:: Material for the task ::

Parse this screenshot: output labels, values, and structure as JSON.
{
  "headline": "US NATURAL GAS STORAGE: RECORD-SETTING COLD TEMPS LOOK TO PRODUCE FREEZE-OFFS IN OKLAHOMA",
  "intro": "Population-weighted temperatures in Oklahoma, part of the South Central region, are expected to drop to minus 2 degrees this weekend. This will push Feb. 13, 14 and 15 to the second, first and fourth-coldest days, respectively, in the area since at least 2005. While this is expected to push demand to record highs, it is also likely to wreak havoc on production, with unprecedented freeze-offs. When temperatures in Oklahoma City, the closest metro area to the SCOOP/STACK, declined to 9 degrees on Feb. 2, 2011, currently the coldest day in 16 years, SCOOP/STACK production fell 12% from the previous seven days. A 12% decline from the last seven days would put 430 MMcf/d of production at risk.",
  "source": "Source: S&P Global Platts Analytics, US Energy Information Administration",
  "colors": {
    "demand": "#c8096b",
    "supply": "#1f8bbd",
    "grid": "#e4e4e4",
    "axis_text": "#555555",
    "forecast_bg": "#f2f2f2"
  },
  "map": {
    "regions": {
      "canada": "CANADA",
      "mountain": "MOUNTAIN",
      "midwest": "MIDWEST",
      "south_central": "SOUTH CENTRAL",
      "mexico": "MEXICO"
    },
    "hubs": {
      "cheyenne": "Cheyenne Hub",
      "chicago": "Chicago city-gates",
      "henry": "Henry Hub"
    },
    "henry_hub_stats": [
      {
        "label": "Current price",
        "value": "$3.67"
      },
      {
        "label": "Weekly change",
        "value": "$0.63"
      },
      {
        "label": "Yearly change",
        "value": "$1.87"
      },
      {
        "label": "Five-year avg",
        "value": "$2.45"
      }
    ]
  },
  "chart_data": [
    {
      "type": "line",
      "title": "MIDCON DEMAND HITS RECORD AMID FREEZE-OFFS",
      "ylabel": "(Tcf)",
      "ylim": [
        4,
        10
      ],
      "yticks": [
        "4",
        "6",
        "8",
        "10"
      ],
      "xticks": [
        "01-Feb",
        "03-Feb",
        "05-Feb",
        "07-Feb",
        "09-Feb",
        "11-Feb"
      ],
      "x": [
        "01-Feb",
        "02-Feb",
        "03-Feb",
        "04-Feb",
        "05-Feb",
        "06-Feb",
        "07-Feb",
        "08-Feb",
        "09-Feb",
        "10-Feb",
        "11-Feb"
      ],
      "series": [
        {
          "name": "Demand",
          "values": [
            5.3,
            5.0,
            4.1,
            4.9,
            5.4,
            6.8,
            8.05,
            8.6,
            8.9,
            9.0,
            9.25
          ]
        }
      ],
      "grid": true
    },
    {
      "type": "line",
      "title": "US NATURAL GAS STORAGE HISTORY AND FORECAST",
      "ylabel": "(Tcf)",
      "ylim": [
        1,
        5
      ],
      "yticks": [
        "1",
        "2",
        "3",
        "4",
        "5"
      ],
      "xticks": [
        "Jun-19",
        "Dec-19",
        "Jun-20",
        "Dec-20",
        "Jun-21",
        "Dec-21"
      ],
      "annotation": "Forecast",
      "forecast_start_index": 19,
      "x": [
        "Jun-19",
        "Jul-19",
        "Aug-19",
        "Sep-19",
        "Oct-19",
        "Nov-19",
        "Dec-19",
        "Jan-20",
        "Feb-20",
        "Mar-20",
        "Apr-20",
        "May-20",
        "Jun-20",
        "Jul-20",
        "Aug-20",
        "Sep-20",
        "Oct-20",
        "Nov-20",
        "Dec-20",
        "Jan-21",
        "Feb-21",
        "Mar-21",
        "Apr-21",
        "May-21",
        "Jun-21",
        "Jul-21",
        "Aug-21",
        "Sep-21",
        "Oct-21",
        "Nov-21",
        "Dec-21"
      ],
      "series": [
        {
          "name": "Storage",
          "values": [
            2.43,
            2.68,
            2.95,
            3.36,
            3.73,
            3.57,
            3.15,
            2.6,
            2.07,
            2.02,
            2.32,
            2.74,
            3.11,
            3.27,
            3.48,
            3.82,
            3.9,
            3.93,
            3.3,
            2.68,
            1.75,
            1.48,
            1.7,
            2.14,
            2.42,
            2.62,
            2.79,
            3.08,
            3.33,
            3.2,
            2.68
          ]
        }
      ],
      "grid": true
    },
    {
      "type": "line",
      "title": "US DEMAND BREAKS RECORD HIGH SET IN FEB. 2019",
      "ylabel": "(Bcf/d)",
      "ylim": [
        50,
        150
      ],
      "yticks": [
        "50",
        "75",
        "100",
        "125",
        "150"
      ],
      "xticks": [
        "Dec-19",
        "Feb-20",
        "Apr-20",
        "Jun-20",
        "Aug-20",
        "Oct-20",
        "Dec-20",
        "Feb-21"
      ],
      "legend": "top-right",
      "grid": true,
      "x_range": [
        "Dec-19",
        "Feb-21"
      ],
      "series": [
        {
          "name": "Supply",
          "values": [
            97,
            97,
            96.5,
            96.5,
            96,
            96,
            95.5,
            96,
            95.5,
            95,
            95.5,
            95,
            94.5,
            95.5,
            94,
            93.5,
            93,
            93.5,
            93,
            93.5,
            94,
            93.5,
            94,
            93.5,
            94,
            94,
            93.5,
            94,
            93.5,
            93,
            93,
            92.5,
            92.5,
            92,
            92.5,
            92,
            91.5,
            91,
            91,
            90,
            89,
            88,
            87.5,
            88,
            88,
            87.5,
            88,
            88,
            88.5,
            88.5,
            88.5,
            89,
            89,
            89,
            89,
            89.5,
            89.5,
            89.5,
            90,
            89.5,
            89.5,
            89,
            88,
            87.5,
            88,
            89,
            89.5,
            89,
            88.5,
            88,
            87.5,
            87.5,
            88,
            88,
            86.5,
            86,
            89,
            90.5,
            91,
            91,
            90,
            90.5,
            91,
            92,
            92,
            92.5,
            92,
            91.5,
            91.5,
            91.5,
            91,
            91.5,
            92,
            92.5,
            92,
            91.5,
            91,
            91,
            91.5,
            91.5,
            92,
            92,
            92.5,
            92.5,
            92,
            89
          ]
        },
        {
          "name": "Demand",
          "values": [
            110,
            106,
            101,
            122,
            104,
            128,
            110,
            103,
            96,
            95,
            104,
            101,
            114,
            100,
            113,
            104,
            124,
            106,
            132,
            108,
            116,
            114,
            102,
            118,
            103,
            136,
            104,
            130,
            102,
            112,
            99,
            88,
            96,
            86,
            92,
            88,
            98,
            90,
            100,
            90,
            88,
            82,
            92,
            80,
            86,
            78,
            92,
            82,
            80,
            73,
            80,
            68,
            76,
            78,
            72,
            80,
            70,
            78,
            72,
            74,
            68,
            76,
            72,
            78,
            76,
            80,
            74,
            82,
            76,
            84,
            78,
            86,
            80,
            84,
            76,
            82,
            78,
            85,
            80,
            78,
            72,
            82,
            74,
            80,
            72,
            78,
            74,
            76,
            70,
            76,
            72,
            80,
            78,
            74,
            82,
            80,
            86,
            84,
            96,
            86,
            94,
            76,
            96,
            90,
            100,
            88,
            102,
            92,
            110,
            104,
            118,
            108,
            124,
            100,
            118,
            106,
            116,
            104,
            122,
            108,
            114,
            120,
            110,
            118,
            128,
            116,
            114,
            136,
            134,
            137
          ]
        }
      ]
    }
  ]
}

:::

Problem to work on: Select all lines with the word "title" from the entries above.

The output:
      "title": "MIDCON DEMAND HITS RECORD AMID FREEZE-OFFS",
      "title": "US NATURAL GAS STORAGE HISTORY AND FORECAST",
      "title": "US DEMAND BREAKS RECORD HIGH SET IN FEB. 2019",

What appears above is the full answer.